What you should do: Repeat the entire listing exactly as written.

((

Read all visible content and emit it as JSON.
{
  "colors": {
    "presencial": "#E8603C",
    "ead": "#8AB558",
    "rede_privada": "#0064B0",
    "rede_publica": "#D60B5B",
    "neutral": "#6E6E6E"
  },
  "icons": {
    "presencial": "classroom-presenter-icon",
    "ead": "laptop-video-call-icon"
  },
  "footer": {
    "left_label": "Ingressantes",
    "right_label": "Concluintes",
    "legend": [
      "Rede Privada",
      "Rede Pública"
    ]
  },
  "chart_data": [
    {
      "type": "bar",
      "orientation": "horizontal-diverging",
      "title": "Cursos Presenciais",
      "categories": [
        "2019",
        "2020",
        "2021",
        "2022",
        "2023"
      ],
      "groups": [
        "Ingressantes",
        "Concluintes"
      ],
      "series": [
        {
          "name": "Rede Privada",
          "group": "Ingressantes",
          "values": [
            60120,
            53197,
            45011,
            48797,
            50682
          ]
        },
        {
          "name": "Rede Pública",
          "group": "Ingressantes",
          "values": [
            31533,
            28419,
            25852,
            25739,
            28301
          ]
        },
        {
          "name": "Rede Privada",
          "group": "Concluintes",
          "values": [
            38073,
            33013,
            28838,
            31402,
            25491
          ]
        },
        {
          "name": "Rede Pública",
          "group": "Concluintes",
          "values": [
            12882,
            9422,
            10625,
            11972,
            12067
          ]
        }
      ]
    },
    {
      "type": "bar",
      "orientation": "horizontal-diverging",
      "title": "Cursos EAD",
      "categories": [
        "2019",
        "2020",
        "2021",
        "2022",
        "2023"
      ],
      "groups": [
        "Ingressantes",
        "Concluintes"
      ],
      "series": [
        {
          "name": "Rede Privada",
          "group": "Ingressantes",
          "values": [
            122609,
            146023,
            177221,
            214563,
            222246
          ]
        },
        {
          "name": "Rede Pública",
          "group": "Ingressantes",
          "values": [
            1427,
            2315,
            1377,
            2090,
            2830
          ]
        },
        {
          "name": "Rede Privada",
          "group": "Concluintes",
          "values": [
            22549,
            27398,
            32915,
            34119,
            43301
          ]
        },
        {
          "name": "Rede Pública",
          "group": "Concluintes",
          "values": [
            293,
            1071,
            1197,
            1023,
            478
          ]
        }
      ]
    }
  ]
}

))

Full response:
Read all visible content and emit it as JSON.
{
  "colors": {
    "presencial": "#E8603C",
    "ead": "#8AB558",
    "rede_privada": "#0064B0",
    "rede_publica": "#D60B5B",
    "neutral": "#6E6E6E"
  },
  "icons": {
    "presencial": "classroom-presenter-icon",
    "ead": "laptop-video-call-icon"
  },
  "footer": {
    "left_label": "Ingressantes",
    "right_label": "Concluintes",
    "legend": [
      "Rede Privada",
      "Rede Pública"
    ]
  },
  "chart_data": [
    {
      "type": "bar",
      "orientation": "horizontal-diverging",
      "title": "Cursos Presenciais",
      "categories": [
        "2019",
        "2020",
        "2021",
        "2022",
        "2023"
      ],
      "groups": [
        "Ingressantes",
        "Concluintes"
      ],
      "series": [
        {
          "name": "Rede Privada",
          "group": "Ingressantes",
          "values": [
            60120,
            53197,
            45011,
            48797,
            50682
          ]
        },
        {
          "name": "Rede Pública",
          "group": "Ingressantes",
          "values": [
            31533,
            28419,
            25852,
            25739,
            28301
          ]
        },
        {
          "name": "Rede Privada",
          "group": "Concluintes",
          "values": [
            38073,
            33013,
            28838,
            31402,
            25491
          ]
        },
        {
          "name": "Rede Pública",
          "group": "Concluintes",
          "values": [
            12882,
            9422,
            10625,
            11972,
            12067
          ]
        }
      ]
    },
    {
      "type": "bar",
      "orientation": "horizontal-diverging",
      "title": "Cursos EAD",
      "categories": [
        "2019",
        "2020",
        "2021",
        "2022",
        "2023"
      ],
      "groups": [
        "Ingressantes",
        "Concluintes"
      ],
      "series": [
        {
          "name": "Rede Privada",
          "group": "Ingressantes",
          "values": [
            122609,
            146023,
            177221,
            214563,
            222246
          ]
        },
        {
          "name": "Rede Pública",
          "group": "Ingressantes",
          "values": [
            1427,
            2315,
            1377,
            2090,
            2830
          ]
        },
        {
          "name": "Rede Privada",
          "group": "Concluintes",
          "values": [
            22549,
            27398,
            32915,
            34119,
            43301
          ]
        },
        {
          "name": "Rede Pública",
          "group": "Concluintes",
          "values": [
            293,
            1071,
            1197,
            1023,
            478
          ]
        }
      ]
    }
  ]
}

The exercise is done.